Transcribe the entries below exactly; leave every image out.

Dataset records:
* Begin *

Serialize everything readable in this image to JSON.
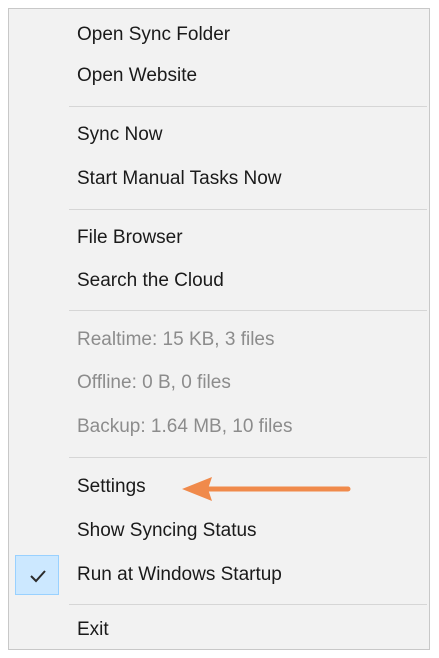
{
  "menu": {
    "groups": [
      {
        "items": [
          {
            "label": "Open Sync Folder",
            "enabled": true
          },
          {
            "label": "Open Website",
            "enabled": true
          }
        ]
      },
      {
        "items": [
          {
            "label": "Sync Now",
            "enabled": true
          },
          {
            "label": "Start Manual Tasks Now",
            "enabled": true
          }
        ]
      },
      {
        "items": [
          {
            "label": "File Browser",
            "enabled": true
          },
          {
            "label": "Search the Cloud",
            "enabled": true
          }
        ]
      },
      {
        "items": [
          {
            "label": "Realtime: 15 KB, 3 files",
            "enabled": false
          },
          {
            "label": "Offline: 0 B, 0 files",
            "enabled": false
          },
          {
            "label": "Backup: 1.64 MB, 10 files",
            "enabled": false
          }
        ]
      },
      {
        "items": [
          {
            "label": "Settings",
            "enabled": true
          },
          {
            "label": "Show Syncing Status",
            "enabled": true
          },
          {
            "label": "Run at Windows Startup",
            "enabled": true,
            "checked": true
          }
        ]
      },
      {
        "items": [
          {
            "label": "Exit",
            "enabled": true
          }
        ]
      }
    ]
  },
  "annotation": {
    "arrow_color": "#f08a4b",
    "points_to": "Settings"
  },
  "colors": {
    "menu_background": "#f2f2f2",
    "check_highlight": "#cce8ff",
    "disabled_text": "#8c8c8c"
  }
}
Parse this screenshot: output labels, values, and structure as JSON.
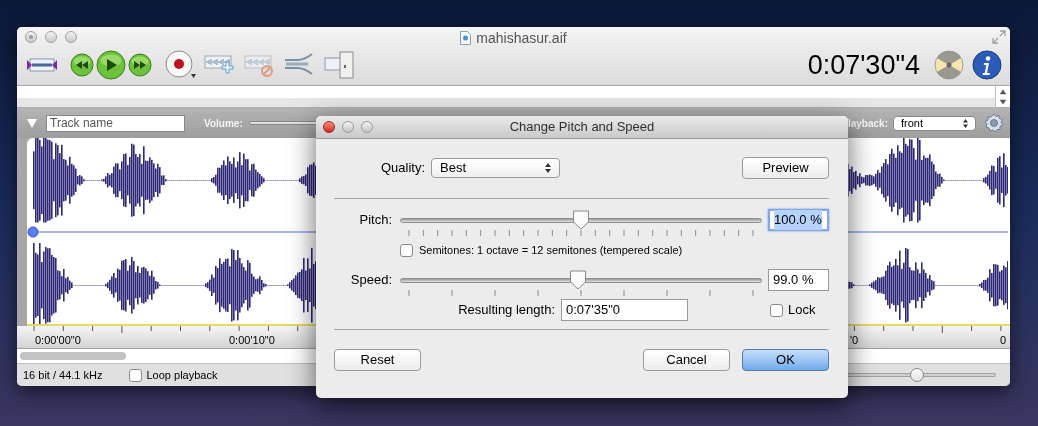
{
  "window": {
    "title": "mahishasur.aif",
    "time": "0:07'30\"4"
  },
  "track": {
    "name_field": {
      "placeholder": "Track name"
    },
    "volume_label": "Volume:",
    "playback_label": "layback:",
    "playback_value": "front"
  },
  "ruler": {
    "labels": [
      "0:00'00\"0",
      "0:00'10\"0",
      "'0",
      "0"
    ]
  },
  "status_bar": {
    "format": "16 bit / 44.1 kHz",
    "loop_playback": {
      "label": "Loop playback",
      "checked": false
    },
    "zoom": {
      "level": 0.67
    }
  },
  "dialog": {
    "title": "Change Pitch and Speed",
    "quality": {
      "label": "Quality:",
      "value": "Best"
    },
    "preview": "Preview",
    "pitch": {
      "label": "Pitch:",
      "level": 0.5,
      "value": "100.0 %",
      "focused": true
    },
    "semitones": {
      "label": "Semitones: 1 octave = 12 semitones (tempered scale)",
      "checked": false
    },
    "speed": {
      "label": "Speed:",
      "level": 0.49,
      "value": "99.0 %",
      "focused": false
    },
    "resulting_length": {
      "label": "Resulting length:",
      "value": "0:07'35\"0"
    },
    "lock": {
      "label": "Lock",
      "checked": false
    },
    "buttons": [
      {
        "label": "Reset",
        "kind": "plain"
      },
      {
        "label": "Cancel",
        "kind": "plain"
      },
      {
        "label": "OK",
        "kind": "default"
      }
    ]
  }
}
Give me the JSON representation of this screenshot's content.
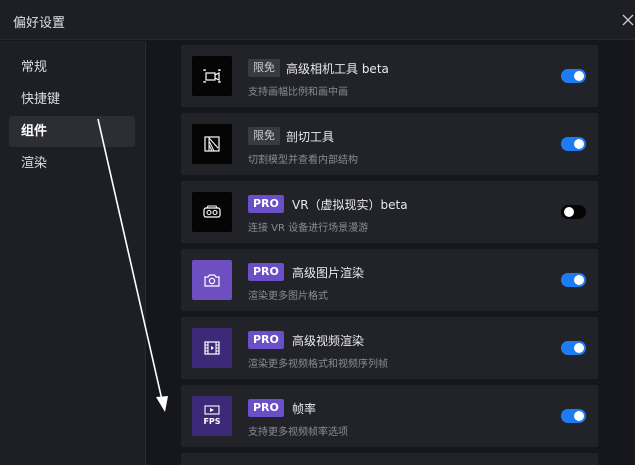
{
  "window": {
    "title": "偏好设置"
  },
  "sidebar": {
    "items": [
      {
        "label": "常规"
      },
      {
        "label": "快捷键"
      },
      {
        "label": "组件",
        "active": true
      },
      {
        "label": "渲染"
      }
    ]
  },
  "cards": [
    {
      "badge": "限免",
      "name": "高级相机工具 beta",
      "desc": "支持画幅比例和画中画",
      "icon": "camera-tool-icon",
      "enabled": true
    },
    {
      "badge": "限免",
      "name": "剖切工具",
      "desc": "切割模型并查看内部结构",
      "icon": "section-cut-icon",
      "enabled": true
    },
    {
      "badge": "PRO",
      "name": "VR（虚拟现实）beta",
      "desc": "连接 VR 设备进行场景漫游",
      "icon": "vr-headset-icon",
      "enabled": false
    },
    {
      "badge": "PRO",
      "name": "高级图片渲染",
      "desc": "渲染更多图片格式",
      "icon": "camera-icon",
      "enabled": true
    },
    {
      "badge": "PRO",
      "name": "高级视频渲染",
      "desc": "渲染更多视频格式和视频序列帧",
      "icon": "film-icon",
      "enabled": true
    },
    {
      "badge": "PRO",
      "name": "帧率",
      "desc": "支持更多视频帧率选项",
      "icon": "fps-icon",
      "icon_text": "FPS",
      "enabled": true
    }
  ],
  "colors": {
    "accent": "#1d7cf2",
    "pro_badge": "#6b4fc6",
    "annotation_arrow": "#ffffff"
  }
}
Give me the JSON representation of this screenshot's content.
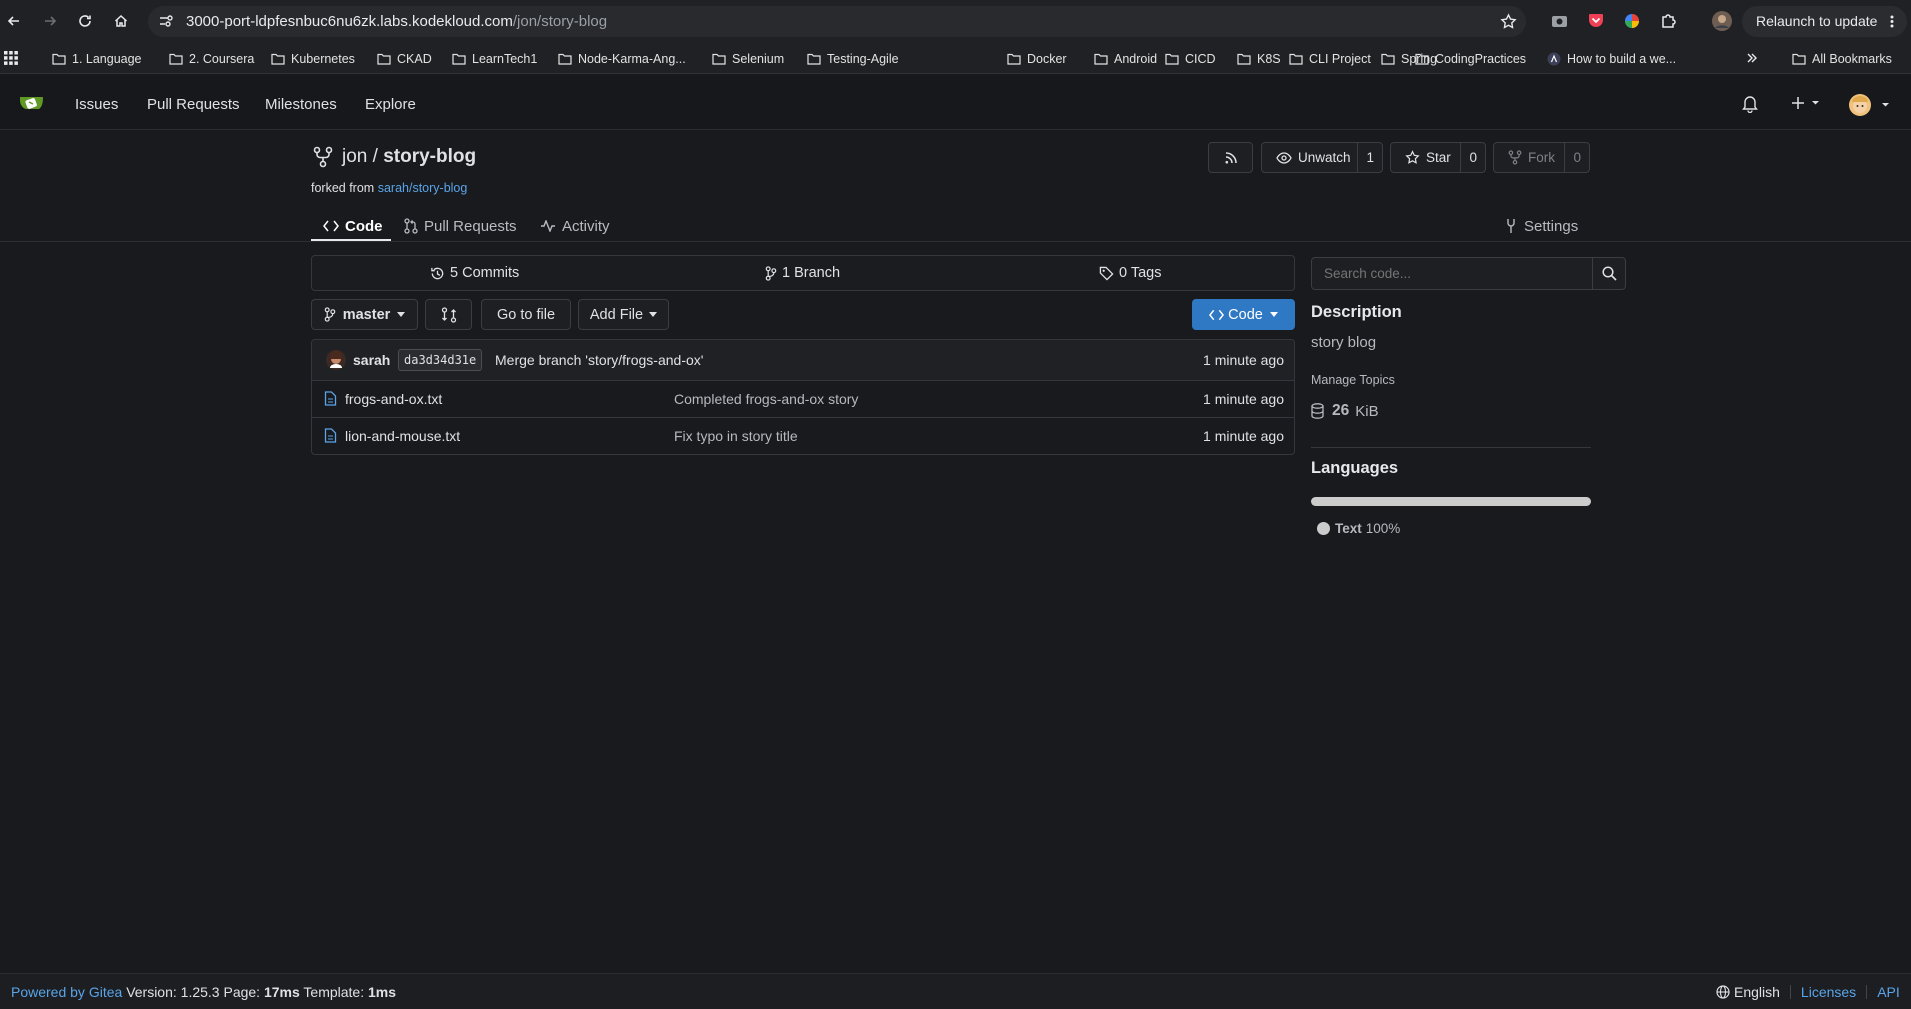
{
  "browser": {
    "url_host": "3000-port-ldpfesnbuc6nu6zk.labs.kodekloud.com",
    "url_path": "/jon/story-blog",
    "relaunch_label": "Relaunch to update",
    "bookmarks": [
      "1. Language",
      "2. Coursera",
      "Kubernetes",
      "CKAD",
      "LearnTech1",
      "Node-Karma-Ang...",
      "Selenium",
      "Testing-Agile",
      "Docker",
      "Android",
      "CICD",
      "K8S",
      "CLI Project",
      "Spring",
      "CodingPractices",
      "How to build a we..."
    ],
    "all_bookmarks": "All Bookmarks"
  },
  "nav": {
    "issues": "Issues",
    "pull_requests": "Pull Requests",
    "milestones": "Milestones",
    "explore": "Explore"
  },
  "repo": {
    "owner": "jon",
    "separator": "/",
    "name": "story-blog",
    "forked_prefix": "forked from",
    "forked_from": "sarah/story-blog",
    "unwatch_label": "Unwatch",
    "unwatch_count": "1",
    "star_label": "Star",
    "star_count": "0",
    "fork_label": "Fork",
    "fork_count": "0"
  },
  "tabs": {
    "code": "Code",
    "pull_requests": "Pull Requests",
    "activity": "Activity",
    "settings": "Settings"
  },
  "stats": {
    "commits": "5 Commits",
    "branches": "1 Branch",
    "tags": "0 Tags"
  },
  "toolbar": {
    "branch": "master",
    "go_to_file": "Go to file",
    "add_file": "Add File",
    "code": "Code"
  },
  "latest_commit": {
    "author": "sarah",
    "sha": "da3d34d31e",
    "message": "Merge branch 'story/frogs-and-ox'",
    "time": "1 minute ago"
  },
  "files": [
    {
      "name": "frogs-and-ox.txt",
      "message": "Completed frogs-and-ox story",
      "time": "1 minute ago"
    },
    {
      "name": "lion-and-mouse.txt",
      "message": "Fix typo in story title",
      "time": "1 minute ago"
    }
  ],
  "sidebar": {
    "search_placeholder": "Search code...",
    "description_heading": "Description",
    "description": "story blog",
    "manage_topics": "Manage Topics",
    "size_value": "26",
    "size_unit": "KiB",
    "languages_heading": "Languages",
    "language_name": "Text",
    "language_percent": "100%"
  },
  "footer": {
    "powered_by": "Powered by Gitea",
    "version_label": "Version: 1.25.3 Page:",
    "page_time": "17ms",
    "template_label": "Template:",
    "template_time": "1ms",
    "language": "English",
    "licenses": "Licenses",
    "api": "API"
  },
  "colors": {
    "accent": "#2f78c4",
    "link": "#5aa4e8",
    "gitea_logo": "#609926"
  }
}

* End *

◆ Task response ◆
Serialize everything readable in this image to JSON.
{
  "menu": {
    "groups": [
      {
        "items": [
          {
            "label": "Open Sync Folder",
            "enabled": true
          },
          {
            "label": "Open Website",
            "enabled": true
          }
        ]
      },
      {
        "items": [
          {
            "label": "Sync Now",
            "enabled": true
          },
          {
            "label": "Start Manual Tasks Now",
            "enabled": true
          }
        ]
      },
      {
        "items": [
          {
            "label": "File Browser",
            "enabled": true
          },
          {
            "label": "Search the Cloud",
            "enabled": true
          }
        ]
      },
      {
        "items": [
          {
            "label": "Realtime: 15 KB, 3 files",
            "enabled": false
          },
          {
            "label": "Offline: 0 B, 0 files",
            "enabled": false
          },
          {
            "label": "Backup: 1.64 MB, 10 files",
            "enabled": false
          }
        ]
      },
      {
        "items": [
          {
            "label": "Settings",
            "enabled": true
          },
          {
            "label": "Show Syncing Status",
            "enabled": true
          },
          {
            "label": "Run at Windows Startup",
            "enabled": true,
            "checked": true
          }
        ]
      },
      {
        "items": [
          {
            "label": "Exit",
            "enabled": true
          }
        ]
      }
    ]
  },
  "annotation": {
    "arrow_color": "#f08a4b",
    "points_to": "Settings"
  },
  "colors": {
    "menu_background": "#f2f2f2",
    "check_highlight": "#cce8ff",
    "disabled_text": "#8c8c8c"
  }
}
Parse this screenshot: output labels, values, and structure as JSON.
{
  "window": {
    "title": "mahishasur.aif",
    "time": "0:07'30\"4"
  },
  "track": {
    "name_field": {
      "placeholder": "Track name"
    },
    "volume_label": "Volume:",
    "playback_label": "layback:",
    "playback_value": "front"
  },
  "ruler": {
    "labels": [
      "0:00'00\"0",
      "0:00'10\"0",
      "'0",
      "0"
    ]
  },
  "status_bar": {
    "format": "16 bit / 44.1 kHz",
    "loop_playback": {
      "label": "Loop playback",
      "checked": false
    },
    "zoom": {
      "level": 0.67
    }
  },
  "dialog": {
    "title": "Change Pitch and Speed",
    "quality": {
      "label": "Quality:",
      "value": "Best"
    },
    "preview": "Preview",
    "pitch": {
      "label": "Pitch:",
      "level": 0.5,
      "value": "100.0 %",
      "focused": true
    },
    "semitones": {
      "label": "Semitones: 1 octave = 12 semitones (tempered scale)",
      "checked": false
    },
    "speed": {
      "label": "Speed:",
      "level": 0.49,
      "value": "99.0 %",
      "focused": false
    },
    "resulting_length": {
      "label": "Resulting length:",
      "value": "0:07'35\"0"
    },
    "lock": {
      "label": "Lock",
      "checked": false
    },
    "buttons": [
      {
        "label": "Reset",
        "kind": "plain"
      },
      {
        "label": "Cancel",
        "kind": "plain"
      },
      {
        "label": "OK",
        "kind": "default"
      }
    ]
  }
}
Give me the JSON representation of this screenshot's content.
{
  "window": {
    "title": "偏好设置"
  },
  "sidebar": {
    "items": [
      {
        "label": "常规"
      },
      {
        "label": "快捷键"
      },
      {
        "label": "组件",
        "active": true
      },
      {
        "label": "渲染"
      }
    ]
  },
  "cards": [
    {
      "badge": "限免",
      "name": "高级相机工具 beta",
      "desc": "支持画幅比例和画中画",
      "icon": "camera-tool-icon",
      "enabled": true
    },
    {
      "badge": "限免",
      "name": "剖切工具",
      "desc": "切割模型并查看内部结构",
      "icon": "section-cut-icon",
      "enabled": true
    },
    {
      "badge": "PRO",
      "name": "VR（虚拟现实）beta",
      "desc": "连接 VR 设备进行场景漫游",
      "icon": "vr-headset-icon",
      "enabled": false
    },
    {
      "badge": "PRO",
      "name": "高级图片渲染",
      "desc": "渲染更多图片格式",
      "icon": "camera-icon",
      "enabled": true
    },
    {
      "badge": "PRO",
      "name": "高级视频渲染",
      "desc": "渲染更多视频格式和视频序列帧",
      "icon": "film-icon",
      "enabled": true
    },
    {
      "badge": "PRO",
      "name": "帧率",
      "desc": "支持更多视频帧率选项",
      "icon": "fps-icon",
      "icon_text": "FPS",
      "enabled": true
    }
  ],
  "colors": {
    "accent": "#1d7cf2",
    "pro_badge": "#6b4fc6",
    "annotation_arrow": "#ffffff"
  }
}
Give me the JSON representation of this screenshot's content.
{
  "browser": {
    "url_host": "3000-port-ldpfesnbuc6nu6zk.labs.kodekloud.com",
    "url_path": "/jon/story-blog",
    "relaunch_label": "Relaunch to update",
    "bookmarks": [
      "1. Language",
      "2. Coursera",
      "Kubernetes",
      "CKAD",
      "LearnTech1",
      "Node-Karma-Ang...",
      "Selenium",
      "Testing-Agile",
      "Docker",
      "Android",
      "CICD",
      "K8S",
      "CLI Project",
      "Spring",
      "CodingPractices",
      "How to build a we..."
    ],
    "all_bookmarks": "All Bookmarks"
  },
  "nav": {
    "issues": "Issues",
    "pull_requests": "Pull Requests",
    "milestones": "Milestones",
    "explore": "Explore"
  },
  "repo": {
    "owner": "jon",
    "separator": "/",
    "name": "story-blog",
    "forked_prefix": "forked from",
    "forked_from": "sarah/story-blog",
    "unwatch_label": "Unwatch",
    "unwatch_count": "1",
    "star_label": "Star",
    "star_count": "0",
    "fork_label": "Fork",
    "fork_count": "0"
  },
  "tabs": {
    "code": "Code",
    "pull_requests": "Pull Requests",
    "activity": "Activity",
    "settings": "Settings"
  },
  "stats": {
    "commits": "5 Commits",
    "branches": "1 Branch",
    "tags": "0 Tags"
  },
  "toolbar": {
    "branch": "master",
    "go_to_file": "Go to file",
    "add_file": "Add File",
    "code": "Code"
  },
  "latest_commit": {
    "author": "sarah",
    "sha": "da3d34d31e",
    "message": "Merge branch 'story/frogs-and-ox'",
    "time": "1 minute ago"
  },
  "files": [
    {
      "name": "frogs-and-ox.txt",
      "message": "Completed frogs-and-ox story",
      "time": "1 minute ago"
    },
    {
      "name": "lion-and-mouse.txt",
      "message": "Fix typo in story title",
      "time": "1 minute ago"
    }
  ],
  "sidebar": {
    "search_placeholder": "Search code...",
    "description_heading": "Description",
    "description": "story blog",
    "manage_topics": "Manage Topics",
    "size_value": "26",
    "size_unit": "KiB",
    "languages_heading": "Languages",
    "language_name": "Text",
    "language_percent": "100%"
  },
  "footer": {
    "powered_by": "Powered by Gitea",
    "version_label": "Version: 1.25.3 Page:",
    "page_time": "17ms",
    "template_label": "Template:",
    "template_time": "1ms",
    "language": "English",
    "licenses": "Licenses",
    "api": "API"
  },
  "colors": {
    "accent": "#2f78c4",
    "link": "#5aa4e8",
    "gitea_logo": "#609926"
  }
}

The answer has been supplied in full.